═════ Dataset excerpts
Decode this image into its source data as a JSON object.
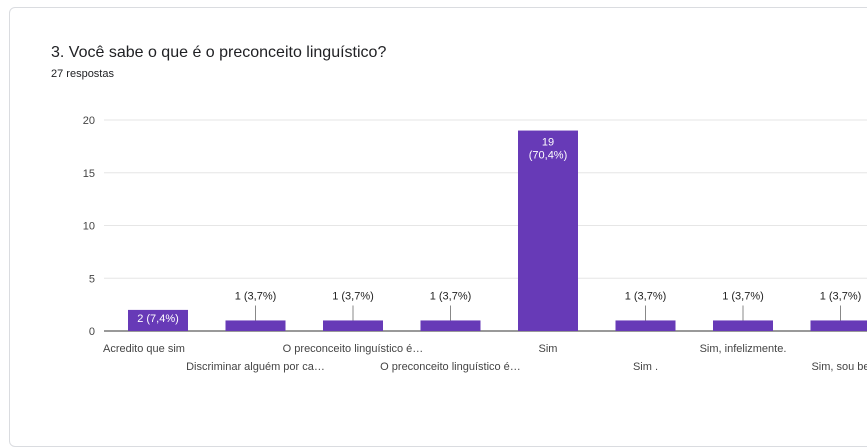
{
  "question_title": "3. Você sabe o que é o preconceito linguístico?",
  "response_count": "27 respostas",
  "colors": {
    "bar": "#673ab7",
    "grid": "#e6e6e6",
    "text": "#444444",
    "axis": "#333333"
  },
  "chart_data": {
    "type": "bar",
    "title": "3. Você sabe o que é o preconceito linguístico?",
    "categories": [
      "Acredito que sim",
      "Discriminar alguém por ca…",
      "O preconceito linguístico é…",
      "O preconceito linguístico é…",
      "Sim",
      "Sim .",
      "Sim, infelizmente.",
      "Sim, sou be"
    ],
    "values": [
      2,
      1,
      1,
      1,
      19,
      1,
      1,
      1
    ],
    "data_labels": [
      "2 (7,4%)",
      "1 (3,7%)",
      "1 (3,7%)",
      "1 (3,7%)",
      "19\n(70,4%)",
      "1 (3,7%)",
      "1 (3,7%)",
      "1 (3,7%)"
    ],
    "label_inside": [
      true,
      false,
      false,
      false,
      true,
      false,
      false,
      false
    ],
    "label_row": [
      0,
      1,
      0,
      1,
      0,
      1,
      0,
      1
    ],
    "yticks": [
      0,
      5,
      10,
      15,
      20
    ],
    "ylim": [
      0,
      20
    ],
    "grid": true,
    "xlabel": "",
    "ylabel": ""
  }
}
══════════
═════ Dataset excerpts
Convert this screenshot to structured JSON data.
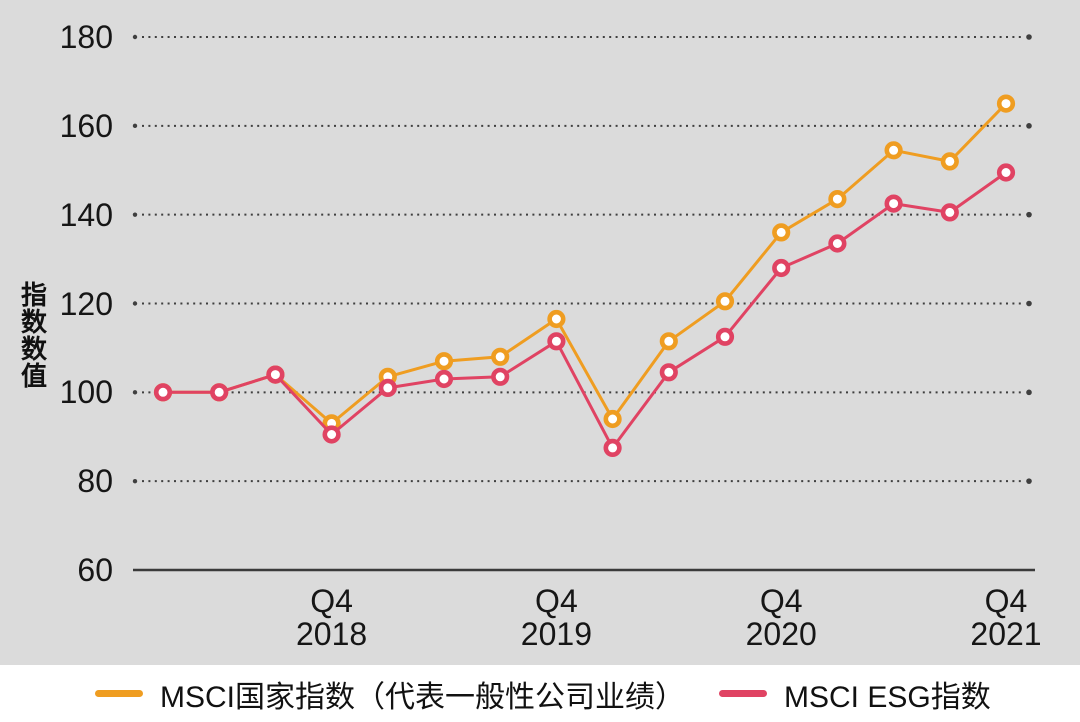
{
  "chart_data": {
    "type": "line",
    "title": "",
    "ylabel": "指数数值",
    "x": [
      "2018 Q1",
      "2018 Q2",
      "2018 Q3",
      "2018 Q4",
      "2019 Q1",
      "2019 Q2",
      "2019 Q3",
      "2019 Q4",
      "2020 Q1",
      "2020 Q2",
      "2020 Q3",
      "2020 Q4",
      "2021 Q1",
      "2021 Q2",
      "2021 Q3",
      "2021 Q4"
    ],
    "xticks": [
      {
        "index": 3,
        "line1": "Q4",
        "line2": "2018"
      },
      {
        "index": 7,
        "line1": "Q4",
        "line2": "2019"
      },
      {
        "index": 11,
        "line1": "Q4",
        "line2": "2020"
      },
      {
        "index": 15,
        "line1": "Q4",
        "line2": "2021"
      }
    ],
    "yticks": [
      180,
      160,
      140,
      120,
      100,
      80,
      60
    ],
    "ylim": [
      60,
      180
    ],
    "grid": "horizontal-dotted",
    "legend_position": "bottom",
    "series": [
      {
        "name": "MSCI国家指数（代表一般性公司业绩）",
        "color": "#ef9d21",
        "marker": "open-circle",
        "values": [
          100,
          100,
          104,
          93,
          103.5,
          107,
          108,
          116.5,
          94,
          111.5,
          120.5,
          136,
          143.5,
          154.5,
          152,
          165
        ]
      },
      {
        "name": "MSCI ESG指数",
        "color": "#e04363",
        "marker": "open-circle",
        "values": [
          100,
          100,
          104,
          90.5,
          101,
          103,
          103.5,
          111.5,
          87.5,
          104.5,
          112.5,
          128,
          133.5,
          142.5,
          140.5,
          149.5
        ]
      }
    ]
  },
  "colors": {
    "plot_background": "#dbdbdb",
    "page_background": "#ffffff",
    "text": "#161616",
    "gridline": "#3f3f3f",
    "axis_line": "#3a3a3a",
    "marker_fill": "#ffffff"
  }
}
══════════
:: Job ::
Whenever "ffffff" turns up in a line, pick that line out.

:: The answer ::
    "page_background": "#ffffff",
    "marker_fill": "#ffffff"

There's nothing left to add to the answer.